#### [PROBLEM TO WORK ON]
Using the listing below, select the lines with the word "Significant" and copy them.

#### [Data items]
↓

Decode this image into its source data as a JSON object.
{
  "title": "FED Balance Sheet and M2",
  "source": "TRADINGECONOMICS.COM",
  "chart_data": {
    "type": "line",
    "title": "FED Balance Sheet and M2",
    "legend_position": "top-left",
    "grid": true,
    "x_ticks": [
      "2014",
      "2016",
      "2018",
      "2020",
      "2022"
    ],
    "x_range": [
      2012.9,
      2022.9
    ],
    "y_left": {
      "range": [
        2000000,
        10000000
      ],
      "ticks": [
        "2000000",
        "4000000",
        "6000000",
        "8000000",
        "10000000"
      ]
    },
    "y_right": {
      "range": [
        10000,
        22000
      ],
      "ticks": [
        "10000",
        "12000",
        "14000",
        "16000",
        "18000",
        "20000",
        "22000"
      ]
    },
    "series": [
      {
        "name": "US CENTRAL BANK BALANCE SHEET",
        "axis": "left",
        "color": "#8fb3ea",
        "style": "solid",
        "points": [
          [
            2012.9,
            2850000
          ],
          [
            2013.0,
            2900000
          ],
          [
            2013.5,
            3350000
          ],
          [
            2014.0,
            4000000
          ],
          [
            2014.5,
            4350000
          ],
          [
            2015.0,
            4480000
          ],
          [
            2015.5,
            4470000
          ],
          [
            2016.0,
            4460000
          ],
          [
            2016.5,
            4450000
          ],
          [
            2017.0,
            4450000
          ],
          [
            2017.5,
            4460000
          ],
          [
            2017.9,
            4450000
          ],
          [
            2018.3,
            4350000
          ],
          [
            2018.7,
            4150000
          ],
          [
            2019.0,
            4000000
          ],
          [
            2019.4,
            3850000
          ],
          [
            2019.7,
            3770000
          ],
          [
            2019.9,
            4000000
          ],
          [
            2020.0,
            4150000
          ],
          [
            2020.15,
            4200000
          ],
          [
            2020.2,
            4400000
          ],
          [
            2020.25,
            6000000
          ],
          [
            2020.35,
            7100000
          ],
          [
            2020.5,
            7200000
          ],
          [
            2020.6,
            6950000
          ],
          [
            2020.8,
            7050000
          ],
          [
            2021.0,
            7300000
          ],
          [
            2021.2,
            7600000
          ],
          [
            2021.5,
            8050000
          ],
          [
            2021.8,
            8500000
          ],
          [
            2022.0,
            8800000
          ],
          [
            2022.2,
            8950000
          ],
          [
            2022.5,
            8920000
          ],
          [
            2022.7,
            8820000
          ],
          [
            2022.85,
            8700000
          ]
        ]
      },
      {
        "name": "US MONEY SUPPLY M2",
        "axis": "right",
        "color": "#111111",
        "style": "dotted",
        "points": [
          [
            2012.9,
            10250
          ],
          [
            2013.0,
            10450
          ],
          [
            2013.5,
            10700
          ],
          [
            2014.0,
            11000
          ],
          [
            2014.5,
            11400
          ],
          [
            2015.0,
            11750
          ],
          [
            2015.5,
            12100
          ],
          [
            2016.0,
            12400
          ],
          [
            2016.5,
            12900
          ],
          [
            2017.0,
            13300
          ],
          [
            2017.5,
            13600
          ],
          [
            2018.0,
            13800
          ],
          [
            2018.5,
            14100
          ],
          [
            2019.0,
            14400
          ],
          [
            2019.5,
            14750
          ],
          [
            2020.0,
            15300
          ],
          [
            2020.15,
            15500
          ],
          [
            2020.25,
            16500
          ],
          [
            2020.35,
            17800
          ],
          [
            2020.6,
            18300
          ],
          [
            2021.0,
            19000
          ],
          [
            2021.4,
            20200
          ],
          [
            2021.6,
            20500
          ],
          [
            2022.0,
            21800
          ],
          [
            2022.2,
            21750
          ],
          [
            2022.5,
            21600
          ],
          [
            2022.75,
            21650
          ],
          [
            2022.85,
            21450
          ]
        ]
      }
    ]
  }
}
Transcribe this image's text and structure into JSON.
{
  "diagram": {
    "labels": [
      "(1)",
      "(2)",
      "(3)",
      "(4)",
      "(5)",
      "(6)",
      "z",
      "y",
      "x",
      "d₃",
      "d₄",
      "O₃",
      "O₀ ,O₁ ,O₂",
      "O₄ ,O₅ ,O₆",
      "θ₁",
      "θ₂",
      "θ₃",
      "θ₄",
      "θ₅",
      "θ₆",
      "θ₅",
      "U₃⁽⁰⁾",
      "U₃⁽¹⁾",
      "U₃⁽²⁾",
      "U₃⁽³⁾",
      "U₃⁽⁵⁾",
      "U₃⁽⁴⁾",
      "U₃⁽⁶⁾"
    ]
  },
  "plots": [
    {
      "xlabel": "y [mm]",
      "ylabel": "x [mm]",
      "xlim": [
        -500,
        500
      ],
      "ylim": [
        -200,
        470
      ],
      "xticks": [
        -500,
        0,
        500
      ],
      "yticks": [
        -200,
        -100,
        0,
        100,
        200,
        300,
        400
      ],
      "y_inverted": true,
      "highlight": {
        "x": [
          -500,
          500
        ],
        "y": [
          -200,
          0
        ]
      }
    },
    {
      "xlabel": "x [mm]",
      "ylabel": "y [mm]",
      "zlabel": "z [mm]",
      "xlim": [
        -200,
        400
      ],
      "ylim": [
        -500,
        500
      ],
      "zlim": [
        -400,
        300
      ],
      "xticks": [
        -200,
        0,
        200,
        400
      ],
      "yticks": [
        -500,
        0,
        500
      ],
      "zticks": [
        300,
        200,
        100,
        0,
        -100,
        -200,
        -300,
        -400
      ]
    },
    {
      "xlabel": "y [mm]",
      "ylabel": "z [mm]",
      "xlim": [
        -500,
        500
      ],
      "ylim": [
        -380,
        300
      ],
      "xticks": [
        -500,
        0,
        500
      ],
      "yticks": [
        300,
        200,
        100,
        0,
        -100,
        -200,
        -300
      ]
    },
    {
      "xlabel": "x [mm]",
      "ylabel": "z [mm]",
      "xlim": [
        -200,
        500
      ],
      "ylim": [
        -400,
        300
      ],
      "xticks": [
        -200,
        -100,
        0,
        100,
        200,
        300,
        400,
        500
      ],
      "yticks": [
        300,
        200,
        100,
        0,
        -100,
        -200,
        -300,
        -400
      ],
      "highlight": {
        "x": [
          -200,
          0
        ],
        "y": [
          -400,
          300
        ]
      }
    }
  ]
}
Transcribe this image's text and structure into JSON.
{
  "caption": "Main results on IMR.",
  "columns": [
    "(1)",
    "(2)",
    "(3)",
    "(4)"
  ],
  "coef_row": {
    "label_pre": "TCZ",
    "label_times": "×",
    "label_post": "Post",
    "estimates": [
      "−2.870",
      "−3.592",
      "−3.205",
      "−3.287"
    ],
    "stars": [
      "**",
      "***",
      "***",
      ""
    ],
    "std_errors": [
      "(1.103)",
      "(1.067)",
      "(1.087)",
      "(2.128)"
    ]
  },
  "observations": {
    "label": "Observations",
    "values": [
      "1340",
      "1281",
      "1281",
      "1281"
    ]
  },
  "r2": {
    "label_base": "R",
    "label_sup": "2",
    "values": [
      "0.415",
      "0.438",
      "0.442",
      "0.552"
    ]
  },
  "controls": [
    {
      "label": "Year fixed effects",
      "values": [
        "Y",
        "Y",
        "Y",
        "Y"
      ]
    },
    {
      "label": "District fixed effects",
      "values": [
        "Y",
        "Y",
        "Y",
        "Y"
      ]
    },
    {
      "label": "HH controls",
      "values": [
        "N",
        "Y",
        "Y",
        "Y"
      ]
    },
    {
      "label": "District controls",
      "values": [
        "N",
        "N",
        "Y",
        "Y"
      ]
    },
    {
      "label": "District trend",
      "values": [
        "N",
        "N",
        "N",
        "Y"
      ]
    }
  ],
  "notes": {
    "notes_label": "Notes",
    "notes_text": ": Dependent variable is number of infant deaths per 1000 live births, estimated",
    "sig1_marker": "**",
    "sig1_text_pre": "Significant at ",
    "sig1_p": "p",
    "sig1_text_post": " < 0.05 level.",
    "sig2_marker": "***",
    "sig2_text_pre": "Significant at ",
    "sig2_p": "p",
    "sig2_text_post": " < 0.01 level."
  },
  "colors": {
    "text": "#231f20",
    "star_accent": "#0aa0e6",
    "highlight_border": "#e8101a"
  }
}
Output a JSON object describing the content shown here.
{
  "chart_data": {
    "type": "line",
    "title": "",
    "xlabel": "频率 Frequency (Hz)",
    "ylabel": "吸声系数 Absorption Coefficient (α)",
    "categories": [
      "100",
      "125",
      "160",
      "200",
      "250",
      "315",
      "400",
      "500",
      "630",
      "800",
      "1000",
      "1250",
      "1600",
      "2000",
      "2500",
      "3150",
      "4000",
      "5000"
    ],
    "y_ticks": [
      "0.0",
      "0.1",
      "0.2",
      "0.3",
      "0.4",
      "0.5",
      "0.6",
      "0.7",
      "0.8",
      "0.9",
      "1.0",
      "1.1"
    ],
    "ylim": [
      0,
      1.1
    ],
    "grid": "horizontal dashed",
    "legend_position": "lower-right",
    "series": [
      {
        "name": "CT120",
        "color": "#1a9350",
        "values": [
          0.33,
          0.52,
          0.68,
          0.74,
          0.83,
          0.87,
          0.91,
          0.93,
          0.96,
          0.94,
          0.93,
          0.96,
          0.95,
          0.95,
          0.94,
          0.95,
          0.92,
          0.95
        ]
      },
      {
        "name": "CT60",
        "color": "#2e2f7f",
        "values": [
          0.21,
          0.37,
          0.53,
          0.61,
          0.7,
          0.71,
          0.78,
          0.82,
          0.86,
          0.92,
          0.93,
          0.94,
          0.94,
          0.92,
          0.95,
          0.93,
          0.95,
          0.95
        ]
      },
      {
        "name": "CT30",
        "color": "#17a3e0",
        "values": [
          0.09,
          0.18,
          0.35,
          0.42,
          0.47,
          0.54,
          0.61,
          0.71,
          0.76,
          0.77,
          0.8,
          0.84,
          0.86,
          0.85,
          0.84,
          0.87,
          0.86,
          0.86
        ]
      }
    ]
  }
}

↑

#### [SOLUTION TO THIS PROBLEM]
    "sig1_text_pre": "Significant at ",
    "sig2_text_pre": "Significant at ",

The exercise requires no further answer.